-------- Text shown

Peoples emphasized her efforts on the executive committee to recruit and engage new members and said she’d like to focus on ”advocacy at the intersections,” or expanding Stein’s fight to issues that affect LGBT people but are not specifically geared toward them, such as wages, unemployment, affordable housing and immigration.

”Leadership is more than just having the experience or having a long résumé,” Peoples said. ”Leadership is about finding that person who is not a member, or maybe has never heard of the Stein Club, or maybe was part of the Stein Club and has become disengaged, finding that person, finding their skills and bringing them into the fold.”

While the two traded veiled barbs at each other in the course of their statements and responses to audience questions, both kept the tone of the conversation civil, with Hughes even joking at one point: ”My opponent, Miss Peoples, she’s young, bright, beautiful and articulate. I probably don’t want to beat her as much as I want to be her.”

----------------
-------- The data

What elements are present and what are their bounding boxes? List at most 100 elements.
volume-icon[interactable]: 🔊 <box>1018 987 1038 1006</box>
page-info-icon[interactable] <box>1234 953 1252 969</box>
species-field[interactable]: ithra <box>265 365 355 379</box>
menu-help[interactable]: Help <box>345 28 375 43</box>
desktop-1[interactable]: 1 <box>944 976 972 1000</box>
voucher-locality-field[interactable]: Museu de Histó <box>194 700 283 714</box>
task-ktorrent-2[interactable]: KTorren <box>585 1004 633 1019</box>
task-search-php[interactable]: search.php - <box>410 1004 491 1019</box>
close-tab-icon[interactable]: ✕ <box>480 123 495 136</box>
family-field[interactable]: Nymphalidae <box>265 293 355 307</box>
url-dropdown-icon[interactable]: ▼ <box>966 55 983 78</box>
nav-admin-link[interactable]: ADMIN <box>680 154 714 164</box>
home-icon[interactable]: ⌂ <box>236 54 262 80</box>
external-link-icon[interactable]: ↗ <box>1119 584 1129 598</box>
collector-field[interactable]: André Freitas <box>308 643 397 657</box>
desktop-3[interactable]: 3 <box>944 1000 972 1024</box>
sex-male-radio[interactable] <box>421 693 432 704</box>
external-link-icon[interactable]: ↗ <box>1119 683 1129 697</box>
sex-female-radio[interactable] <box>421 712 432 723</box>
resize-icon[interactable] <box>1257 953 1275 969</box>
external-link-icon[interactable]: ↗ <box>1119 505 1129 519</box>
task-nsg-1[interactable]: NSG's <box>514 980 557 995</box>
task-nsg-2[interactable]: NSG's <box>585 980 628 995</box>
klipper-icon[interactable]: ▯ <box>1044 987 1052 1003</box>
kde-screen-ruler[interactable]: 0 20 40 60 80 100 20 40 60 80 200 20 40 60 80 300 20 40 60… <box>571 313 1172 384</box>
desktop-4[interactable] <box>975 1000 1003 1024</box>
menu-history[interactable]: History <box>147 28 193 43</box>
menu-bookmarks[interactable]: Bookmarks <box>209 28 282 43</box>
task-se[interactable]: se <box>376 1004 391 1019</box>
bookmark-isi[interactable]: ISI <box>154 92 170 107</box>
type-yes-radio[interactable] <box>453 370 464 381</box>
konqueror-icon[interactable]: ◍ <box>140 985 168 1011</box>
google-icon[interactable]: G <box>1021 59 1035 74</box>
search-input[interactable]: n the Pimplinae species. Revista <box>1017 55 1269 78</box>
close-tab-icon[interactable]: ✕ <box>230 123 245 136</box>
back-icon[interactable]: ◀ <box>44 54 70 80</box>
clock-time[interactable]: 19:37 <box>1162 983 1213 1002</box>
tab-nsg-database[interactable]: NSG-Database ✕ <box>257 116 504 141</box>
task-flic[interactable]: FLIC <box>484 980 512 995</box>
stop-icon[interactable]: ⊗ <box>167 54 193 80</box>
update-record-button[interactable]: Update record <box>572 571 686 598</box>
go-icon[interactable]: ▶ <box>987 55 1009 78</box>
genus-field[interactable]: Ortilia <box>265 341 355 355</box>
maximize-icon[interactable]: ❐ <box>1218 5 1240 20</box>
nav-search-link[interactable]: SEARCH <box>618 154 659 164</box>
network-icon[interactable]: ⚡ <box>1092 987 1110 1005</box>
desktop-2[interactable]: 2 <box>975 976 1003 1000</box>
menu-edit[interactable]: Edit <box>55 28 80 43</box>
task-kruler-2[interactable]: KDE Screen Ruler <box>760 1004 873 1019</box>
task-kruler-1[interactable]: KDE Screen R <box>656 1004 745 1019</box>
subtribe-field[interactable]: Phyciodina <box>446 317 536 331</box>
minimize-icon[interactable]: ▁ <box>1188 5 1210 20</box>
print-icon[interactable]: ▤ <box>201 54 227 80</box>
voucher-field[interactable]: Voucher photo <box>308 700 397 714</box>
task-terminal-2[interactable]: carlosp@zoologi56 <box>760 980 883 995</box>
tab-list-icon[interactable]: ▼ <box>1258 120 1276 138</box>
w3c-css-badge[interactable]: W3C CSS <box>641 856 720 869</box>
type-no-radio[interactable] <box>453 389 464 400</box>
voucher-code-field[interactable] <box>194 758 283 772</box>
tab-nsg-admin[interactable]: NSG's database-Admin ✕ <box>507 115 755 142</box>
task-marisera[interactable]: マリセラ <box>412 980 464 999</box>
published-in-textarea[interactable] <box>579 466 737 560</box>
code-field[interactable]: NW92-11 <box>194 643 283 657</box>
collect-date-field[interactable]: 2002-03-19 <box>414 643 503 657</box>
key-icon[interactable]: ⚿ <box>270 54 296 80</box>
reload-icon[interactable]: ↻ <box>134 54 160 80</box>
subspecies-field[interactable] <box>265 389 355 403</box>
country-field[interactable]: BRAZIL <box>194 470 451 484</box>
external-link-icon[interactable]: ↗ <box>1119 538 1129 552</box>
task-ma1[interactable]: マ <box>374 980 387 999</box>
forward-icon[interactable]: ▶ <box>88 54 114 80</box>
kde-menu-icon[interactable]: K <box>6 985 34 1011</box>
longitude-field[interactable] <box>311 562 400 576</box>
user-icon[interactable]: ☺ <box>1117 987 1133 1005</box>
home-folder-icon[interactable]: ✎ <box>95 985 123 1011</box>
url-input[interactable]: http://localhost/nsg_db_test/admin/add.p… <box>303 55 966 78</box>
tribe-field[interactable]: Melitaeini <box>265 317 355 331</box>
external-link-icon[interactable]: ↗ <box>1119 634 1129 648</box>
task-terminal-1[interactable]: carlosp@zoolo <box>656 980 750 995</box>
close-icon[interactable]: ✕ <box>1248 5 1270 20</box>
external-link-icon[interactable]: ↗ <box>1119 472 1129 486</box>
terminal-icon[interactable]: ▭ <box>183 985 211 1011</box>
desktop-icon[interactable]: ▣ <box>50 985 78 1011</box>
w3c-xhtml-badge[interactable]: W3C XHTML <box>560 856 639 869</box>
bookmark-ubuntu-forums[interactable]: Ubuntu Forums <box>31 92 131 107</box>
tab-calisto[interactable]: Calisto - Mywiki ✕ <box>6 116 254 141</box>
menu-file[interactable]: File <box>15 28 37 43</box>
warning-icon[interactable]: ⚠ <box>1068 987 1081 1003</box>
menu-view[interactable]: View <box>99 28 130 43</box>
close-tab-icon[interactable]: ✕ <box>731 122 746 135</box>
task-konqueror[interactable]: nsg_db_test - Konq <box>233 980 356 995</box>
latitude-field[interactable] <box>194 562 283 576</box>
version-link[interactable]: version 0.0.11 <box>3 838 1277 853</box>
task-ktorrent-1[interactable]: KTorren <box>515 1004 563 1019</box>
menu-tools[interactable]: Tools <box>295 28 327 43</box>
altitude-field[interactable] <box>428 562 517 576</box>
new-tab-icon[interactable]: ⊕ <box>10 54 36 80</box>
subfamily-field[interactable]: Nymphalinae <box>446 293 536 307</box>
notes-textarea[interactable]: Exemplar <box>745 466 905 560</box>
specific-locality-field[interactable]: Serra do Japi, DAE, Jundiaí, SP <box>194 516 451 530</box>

----------------

> Work order:
Continue the passage about the Stein Club leadership race, picking up right after Hughes's joke about Peoples.

> Task answer:
In the vice presidential race, Bui emphasized her fearlessness to tackle tough issues and her desire to build coalitions with other groups, such as the LGBT Asian-American/Pacific Islander (AAPI) community, while Luthuli took a more technocratic approach, emphasizing her experience in two terms as the secretary for the club and her knowledge of the planning and logistics needed to successfully manage the website and events like Stein’s political endorsement forums.

Following her victory in the presidential race, Peoples said she was ”humbled and honored” to receive the support of the members.

I mean what I say, I want to continue to grow the membership, to strengthen the membership, and find new ways to engage, not just in the elections, but in policy and advocacy, and in reaching out to more and different communities, to show the force of the LGBT community,” Peoples said. ”It really is growing. I think we’re really going to be a powerhouse in 2014, and we’re going to have an impact on [next year’s] election.”

Hughes also thanked her supporters following the vote.

”I appreciate the support I received,” Hughes said. ”It was a fair election, and Angela won. I will support the club and I will support her. There are a lot of issues that need attention, a lot of work to do. I’ll be seeking assistance from the club to get some things done.”

Courtney Snowden, a seventh-generation D.C. resident and longtime Stein Club member who had become inactive, said she was very excited about the victories of Peoples and Bui, whom she supported.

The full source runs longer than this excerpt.